- [What the task requires] The data must be written out once more, precisely as given.

========================

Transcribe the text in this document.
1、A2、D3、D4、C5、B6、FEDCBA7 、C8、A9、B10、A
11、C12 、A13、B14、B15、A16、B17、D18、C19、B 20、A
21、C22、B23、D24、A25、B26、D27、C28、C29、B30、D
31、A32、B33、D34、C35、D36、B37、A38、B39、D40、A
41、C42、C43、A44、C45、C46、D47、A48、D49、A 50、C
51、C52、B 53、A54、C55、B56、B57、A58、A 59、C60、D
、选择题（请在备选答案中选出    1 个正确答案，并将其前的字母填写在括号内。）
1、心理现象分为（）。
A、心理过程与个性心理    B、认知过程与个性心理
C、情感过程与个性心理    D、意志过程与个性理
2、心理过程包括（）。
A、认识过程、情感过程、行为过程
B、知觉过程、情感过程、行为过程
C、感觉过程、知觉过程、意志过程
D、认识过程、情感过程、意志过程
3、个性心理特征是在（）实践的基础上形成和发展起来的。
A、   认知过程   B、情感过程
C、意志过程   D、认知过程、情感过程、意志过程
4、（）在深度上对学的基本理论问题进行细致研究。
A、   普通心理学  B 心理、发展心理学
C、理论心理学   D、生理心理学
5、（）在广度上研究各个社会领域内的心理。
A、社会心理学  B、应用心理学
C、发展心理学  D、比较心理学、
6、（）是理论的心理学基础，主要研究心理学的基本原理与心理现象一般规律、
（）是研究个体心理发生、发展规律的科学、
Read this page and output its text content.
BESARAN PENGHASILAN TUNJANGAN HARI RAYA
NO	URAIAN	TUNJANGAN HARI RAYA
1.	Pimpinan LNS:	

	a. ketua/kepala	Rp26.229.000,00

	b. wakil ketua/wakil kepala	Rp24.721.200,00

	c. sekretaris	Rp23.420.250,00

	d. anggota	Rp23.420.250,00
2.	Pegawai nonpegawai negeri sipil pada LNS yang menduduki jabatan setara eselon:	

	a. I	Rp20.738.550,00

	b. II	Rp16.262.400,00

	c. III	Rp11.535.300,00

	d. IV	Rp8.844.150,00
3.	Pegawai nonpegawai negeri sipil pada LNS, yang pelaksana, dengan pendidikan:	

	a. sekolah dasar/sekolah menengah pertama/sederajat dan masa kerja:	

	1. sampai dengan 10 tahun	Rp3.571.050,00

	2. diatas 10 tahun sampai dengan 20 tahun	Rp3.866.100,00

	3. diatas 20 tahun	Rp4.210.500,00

========================

- [Solution]
Transcribe the text in this document.
1、A2、D3、D4、C5、B6、FEDCBA7 、C8、A9、B10、A
11、C12 、A13、B14、B15、A16、B17、D18、C19、B 20、A
21、C22、B23、D24、A25、B26、D27、C28、C29、B30、D
31、A32、B33、D34、C35、D36、B37、A38、B39、D40、A
41、C42、C43、A44、C45、C46、D47、A48、D49、A 50、C
51、C52、B 53、A54、C55、B56、B57、A58、A 59、C60、D
、选择题（请在备选答案中选出    1 个正确答案，并将其前的字母填写在括号内。）
1、心理现象分为（）。
A、心理过程与个性心理    B、认知过程与个性心理
C、情感过程与个性心理    D、意志过程与个性理
2、心理过程包括（）。
A、认识过程、情感过程、行为过程
B、知觉过程、情感过程、行为过程
C、感觉过程、知觉过程、意志过程
D、认识过程、情感过程、意志过程
3、个性心理特征是在（）实践的基础上形成和发展起来的。
A、   认知过程   B、情感过程
C、意志过程   D、认知过程、情感过程、意志过程
4、（）在深度上对学的基本理论问题进行细致研究。
A、   普通心理学  B 心理、发展心理学
C、理论心理学   D、生理心理学
5、（）在广度上研究各个社会领域内的心理。
A、社会心理学  B、应用心理学
C、发展心理学  D、比较心理学、
6、（）是理论的心理学基础，主要研究心理学的基本原理与心理现象一般规律、
（）是研究个体心理发生、发展规律的科学、
Read this page and output its text content.
BESARAN PENGHASILAN TUNJANGAN HARI RAYA
NO	URAIAN	TUNJANGAN HARI RAYA
1.	Pimpinan LNS:	

	a. ketua/kepala	Rp26.229.000,00

	b. wakil ketua/wakil kepala	Rp24.721.200,00

	c. sekretaris	Rp23.420.250,00

	d. anggota	Rp23.420.250,00
2.	Pegawai nonpegawai negeri sipil pada LNS yang menduduki jabatan setara eselon:	

	a. I	Rp20.738.550,00

	b. II	Rp16.262.400,00

	c. III	Rp11.535.300,00

	d. IV	Rp8.844.150,00
3.	Pegawai nonpegawai negeri sipil pada LNS, yang pelaksana, dengan pendidikan:	

	a. sekolah dasar/sekolah menengah pertama/sederajat dan masa kerja:	

	1. sampai dengan 10 tahun	Rp3.571.050,00

	2. diatas 10 tahun sampai dengan 20 tahun	Rp3.866.100,00

	3. diatas 20 tahun	Rp4.210.500,00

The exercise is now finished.